• _情報の活用_
a. 阿部の本塁打を伝える記事によると、阿部が食事で炭水化物を抜いたのはなぜか。記事にある理由を一、二文で説明せよ。
b. 次の(i)〜(iii)が阿部の本塁打を伝える記事の内容と合っているかを判断せよ。それぞれ「はい」か「いいえ」で答え、根拠となる記事の言葉をそのまま引用すること。
(i) 阿部の本塁打は、千賀の初球を打ったものだった。
(ii) 巨人は第1戦でソフトバンクに勝った。
(iii) この本塁打は、阿部にとって日本シリーズ通算3本目だった。
c. 阿部の本塁打を伝える記事の最後の文のあとに続く文章を書け。

• _本文抜粋_
►

【巨人】阿部、10年ぶり日本シリーズ弾!…引退年のチーム日本Sアーチは中畑清以来30年ぶり

2回1死、千賀(手前)から右中間へ先制ソロ本塁打を放つ阿部(カメラ・生澤 英里香)

◆SMBC日本シリーズ2019 第1戦 ソフトバンク7―2巨人(19日・ヤフオクドーム)

 「SMBC日本シリーズ2019」が開幕。巨人はソフトバンクに完敗し、初戦を落とした。0―0の2回には、今季限りで引退する阿部が千賀から右越えソロ。今シリーズの初得点をマークした。しかしその裏、先発・山口がグラシアルに逆転2ランを被弾。2点差とされた7回には2番手のマシソン、つないだ田口が打ち込まれ、致命的な4点を失った。ソフトバンクは本拠地ヤフオクDで日本シリーズ13連勝。20日の第2ラウンドで勢いを止める。

 闘魂を注入するかのようだった。あっという間にダイヤモンドを一周した阿部は、バンバンと強く手をたたきながらベンチに戻った。ナインを押し倒さんばかりに、ハイタッチにも力がこもる。0―0の2回1死。千賀の初球、高め152キロを捉えた打球は、乾いた音を残して右中間席に飛び込んだ。「先取点が取れてよかった」。日本シリーズでは09年11月5日の日本ハム戦(東京D)以来10年ぶり、通算4本目となる本塁打だ。アーチをかけても普段は淡々としている男から、気迫があふれ出た。

 今季限りでユニホームを脱ぐ背番号10にとって、この頂上決戦が現役最後の戦いとなる。リーグ優勝決定後に引退を表明したが、「泣きそうになることもあるけど、涙は日本一になった時に流す」ときっぱり。CS、日本シリーズを勝ち抜き、有終の美を飾ることだけに集中してきた。レギュラーシーズン終盤からすべての休日を返上して練習に打ち込み、1か月以上も無休で突っ走ってきた。また、「体調を万全に整えることがまずは一番」と、食事も炭水化物を抜いて体重をコントロールするなど、グラウンド外でも常に気を張って過ごしてきた。

◄

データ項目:
►

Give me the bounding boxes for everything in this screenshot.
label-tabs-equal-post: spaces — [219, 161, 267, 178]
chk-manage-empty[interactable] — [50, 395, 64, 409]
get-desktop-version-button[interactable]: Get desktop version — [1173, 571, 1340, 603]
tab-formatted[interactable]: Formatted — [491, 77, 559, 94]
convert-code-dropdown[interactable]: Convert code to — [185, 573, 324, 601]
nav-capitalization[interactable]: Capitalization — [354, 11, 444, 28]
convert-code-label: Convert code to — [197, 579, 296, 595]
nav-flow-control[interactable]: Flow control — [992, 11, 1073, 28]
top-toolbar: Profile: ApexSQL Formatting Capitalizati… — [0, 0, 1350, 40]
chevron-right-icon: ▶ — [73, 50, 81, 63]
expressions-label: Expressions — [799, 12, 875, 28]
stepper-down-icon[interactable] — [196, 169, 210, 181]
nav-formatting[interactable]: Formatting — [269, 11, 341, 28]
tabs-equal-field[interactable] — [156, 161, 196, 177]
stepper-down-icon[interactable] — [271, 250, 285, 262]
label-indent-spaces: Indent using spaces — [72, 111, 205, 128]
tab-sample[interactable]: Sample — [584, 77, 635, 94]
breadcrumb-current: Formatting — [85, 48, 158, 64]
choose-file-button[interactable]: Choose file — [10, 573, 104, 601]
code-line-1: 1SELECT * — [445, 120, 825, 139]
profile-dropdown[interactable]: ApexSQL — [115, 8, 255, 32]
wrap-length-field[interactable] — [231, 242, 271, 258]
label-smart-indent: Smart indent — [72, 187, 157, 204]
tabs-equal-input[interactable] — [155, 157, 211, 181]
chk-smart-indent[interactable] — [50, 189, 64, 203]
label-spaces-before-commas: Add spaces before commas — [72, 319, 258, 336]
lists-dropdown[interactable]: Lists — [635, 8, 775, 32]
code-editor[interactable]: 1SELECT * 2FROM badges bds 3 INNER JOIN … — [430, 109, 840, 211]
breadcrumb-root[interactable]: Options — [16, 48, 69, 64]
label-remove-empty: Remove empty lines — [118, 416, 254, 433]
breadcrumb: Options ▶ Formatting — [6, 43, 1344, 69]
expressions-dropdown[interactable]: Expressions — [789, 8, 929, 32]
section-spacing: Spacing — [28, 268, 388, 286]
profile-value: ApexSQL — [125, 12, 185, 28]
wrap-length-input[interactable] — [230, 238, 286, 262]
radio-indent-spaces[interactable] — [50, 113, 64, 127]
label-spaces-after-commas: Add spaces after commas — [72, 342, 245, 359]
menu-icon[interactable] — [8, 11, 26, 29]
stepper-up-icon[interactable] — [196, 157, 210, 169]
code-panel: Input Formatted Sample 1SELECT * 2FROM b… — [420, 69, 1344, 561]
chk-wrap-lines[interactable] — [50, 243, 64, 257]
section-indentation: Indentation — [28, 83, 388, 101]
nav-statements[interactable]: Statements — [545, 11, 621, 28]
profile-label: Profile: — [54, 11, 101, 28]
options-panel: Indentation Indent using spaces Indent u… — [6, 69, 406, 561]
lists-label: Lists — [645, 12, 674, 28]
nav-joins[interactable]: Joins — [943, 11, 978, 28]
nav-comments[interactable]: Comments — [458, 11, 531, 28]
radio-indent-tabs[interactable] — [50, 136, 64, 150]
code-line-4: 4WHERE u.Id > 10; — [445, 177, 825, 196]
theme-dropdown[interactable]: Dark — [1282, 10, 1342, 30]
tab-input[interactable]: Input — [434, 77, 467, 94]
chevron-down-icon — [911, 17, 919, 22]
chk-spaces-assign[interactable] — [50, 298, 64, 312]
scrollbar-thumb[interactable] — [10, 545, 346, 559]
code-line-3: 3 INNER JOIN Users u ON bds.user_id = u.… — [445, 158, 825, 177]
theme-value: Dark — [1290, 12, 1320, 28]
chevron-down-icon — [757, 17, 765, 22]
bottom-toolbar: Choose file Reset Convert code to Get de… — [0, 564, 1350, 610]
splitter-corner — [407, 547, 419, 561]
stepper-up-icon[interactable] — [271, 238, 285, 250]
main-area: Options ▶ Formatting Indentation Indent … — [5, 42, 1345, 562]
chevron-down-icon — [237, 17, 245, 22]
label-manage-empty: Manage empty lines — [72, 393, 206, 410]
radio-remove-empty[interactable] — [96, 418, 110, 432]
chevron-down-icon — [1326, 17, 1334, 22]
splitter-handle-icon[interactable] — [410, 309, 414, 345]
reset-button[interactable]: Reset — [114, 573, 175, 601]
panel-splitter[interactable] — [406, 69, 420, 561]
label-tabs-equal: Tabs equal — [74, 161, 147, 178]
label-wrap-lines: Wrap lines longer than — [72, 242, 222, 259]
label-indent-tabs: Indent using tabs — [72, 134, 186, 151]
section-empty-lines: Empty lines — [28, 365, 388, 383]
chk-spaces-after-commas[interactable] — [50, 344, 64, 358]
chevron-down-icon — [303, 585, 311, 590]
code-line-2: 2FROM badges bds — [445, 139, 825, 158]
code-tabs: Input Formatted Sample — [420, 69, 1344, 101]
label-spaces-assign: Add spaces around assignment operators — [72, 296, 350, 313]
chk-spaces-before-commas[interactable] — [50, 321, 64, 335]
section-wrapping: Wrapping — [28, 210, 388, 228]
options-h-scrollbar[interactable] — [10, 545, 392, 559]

◄

• _番号別解答_
a. 「体調を万全に整えることがまずは一番」と考え、炭水化物を抜いて体重をコントロールするためである。

b.
(i) はい。「千賀の初球、高め152キロを捉えた打球は、乾いた音を残して右中間席に飛び込んだ」
(ii) いいえ。「巨人はソフトバンクに完敗し、初戦を落とした」
(iii) いいえ。「通算4本目となる本塁打だ」

c.
 阪神とのCS最終Sを制し、日本シリーズ進出を決めた直後の15日には、東京Dでの全体練習後に選手、裏方が集まって決起集会が開かれた。会の終盤であいさつに立った阿部は、「特別なことはないし、普段通りにやろう。みんな今までやってきたことを、悔いの残らないように出し切ろう」と呼びかけた。少しお酒が入っていたためか“ろれつ”が怪しく、声のトーンもいつもより半オクターブほど高かったため一斉に笑いが起き、「状態イイネ!」とヤジまで飛んだという。日本一に向け、雰囲気も結束力も最高潮に達した。

 阿部にとって6度目となる日本シリーズ。過去5度の通算打率は2割2分2厘ながら、09年や12年にはここぞの場面で先制打や決勝打を放つなど、大舞台でも変わらぬ勝負強さを見せてきた。試合終了直後は相手ナインのハイタッチをベンチから目に焼き付けていたが「今日のことは忘れて、また明日。先頭がなんとか塁に出たり、そういうことを心がけていければ」とすぐに前を向いた。19年間の集大成となる戦いは、まだ始まったばかりだ。(尾形 圭亮)

 ◆引退した年に放った巨人選手の日本Sでの本塁打 1981年に松原誠が日本ハムとの初戦に代打で江夏豊から、89年に中畑清が近鉄との第7戦に代打で吉井理人から放ち、ともに日本一になった。他球団では86年に広島・山本浩二が西武との初戦で東尾修から、西武・大田卓司が第6戦で大野豊から、03年に阪神・広沢克実がダイエー戦との第7戦に代打で和田毅からマークした例がある。